## TASK DESCRIPTION
Below is a listing; reproduce each line of it exactly.
**** RECORDS SUPPLIED ****
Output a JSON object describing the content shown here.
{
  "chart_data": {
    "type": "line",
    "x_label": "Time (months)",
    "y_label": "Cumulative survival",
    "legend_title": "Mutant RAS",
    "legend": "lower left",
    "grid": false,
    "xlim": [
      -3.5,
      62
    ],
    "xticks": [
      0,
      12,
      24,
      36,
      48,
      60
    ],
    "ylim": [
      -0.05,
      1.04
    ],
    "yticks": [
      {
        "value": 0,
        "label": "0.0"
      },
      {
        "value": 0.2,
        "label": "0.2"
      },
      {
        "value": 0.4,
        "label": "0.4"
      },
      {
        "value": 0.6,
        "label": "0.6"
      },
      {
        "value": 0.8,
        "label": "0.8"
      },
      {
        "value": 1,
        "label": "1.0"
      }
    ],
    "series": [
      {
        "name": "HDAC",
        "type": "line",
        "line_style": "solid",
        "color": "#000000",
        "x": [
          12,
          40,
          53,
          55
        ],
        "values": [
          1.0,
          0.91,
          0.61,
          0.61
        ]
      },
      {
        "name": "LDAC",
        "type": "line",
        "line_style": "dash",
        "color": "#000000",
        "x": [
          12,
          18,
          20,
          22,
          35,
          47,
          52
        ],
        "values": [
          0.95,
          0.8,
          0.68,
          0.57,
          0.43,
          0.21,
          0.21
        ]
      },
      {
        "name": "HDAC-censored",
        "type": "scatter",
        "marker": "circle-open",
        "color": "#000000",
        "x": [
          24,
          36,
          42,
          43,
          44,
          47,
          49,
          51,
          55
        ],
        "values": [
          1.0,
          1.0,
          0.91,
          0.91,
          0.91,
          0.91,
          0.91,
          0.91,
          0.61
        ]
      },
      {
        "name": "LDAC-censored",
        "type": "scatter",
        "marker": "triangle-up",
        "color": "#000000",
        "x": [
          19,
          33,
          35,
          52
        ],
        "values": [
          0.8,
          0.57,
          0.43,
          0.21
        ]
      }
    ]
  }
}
****
## RESPONSE
Output a JSON object describing the content shown here.
{
  "chart_data": {
    "type": "line",
    "x_label": "Time (months)",
    "y_label": "Cumulative survival",
    "legend_title": "Mutant RAS",
    "legend": "lower left",
    "grid": false,
    "xlim": [
      -3.5,
      62
    ],
    "xticks": [
      0,
      12,
      24,
      36,
      48,
      60
    ],
    "ylim": [
      -0.05,
      1.04
    ],
    "yticks": [
      {
        "value": 0,
        "label": "0.0"
      },
      {
        "value": 0.2,
        "label": "0.2"
      },
      {
        "value": 0.4,
        "label": "0.4"
      },
      {
        "value": 0.6,
        "label": "0.6"
      },
      {
        "value": 0.8,
        "label": "0.8"
      },
      {
        "value": 1,
        "label": "1.0"
      }
    ],
    "series": [
      {
        "name": "HDAC",
        "type": "line",
        "line_style": "solid",
        "color": "#000000",
        "x": [
          12,
          40,
          53,
          55
        ],
        "values": [
          1.0,
          0.91,
          0.61,
          0.61
        ]
      },
      {
        "name": "LDAC",
        "type": "line",
        "line_style": "dash",
        "color": "#000000",
        "x": [
          12,
          18,
          20,
          22,
          35,
          47,
          52
        ],
        "values": [
          0.95,
          0.8,
          0.68,
          0.57,
          0.43,
          0.21,
          0.21
        ]
      },
      {
        "name": "HDAC-censored",
        "type": "scatter",
        "marker": "circle-open",
        "color": "#000000",
        "x": [
          24,
          36,
          42,
          43,
          44,
          47,
          49,
          51,
          55
        ],
        "values": [
          1.0,
          1.0,
          0.91,
          0.91,
          0.91,
          0.91,
          0.91,
          0.91,
          0.61
        ]
      },
      {
        "name": "LDAC-censored",
        "type": "scatter",
        "marker": "triangle-up",
        "color": "#000000",
        "x": [
          19,
          33,
          35,
          52
        ],
        "values": [
          0.8,
          0.57,
          0.43,
          0.21
        ]
      }
    ]
  }
}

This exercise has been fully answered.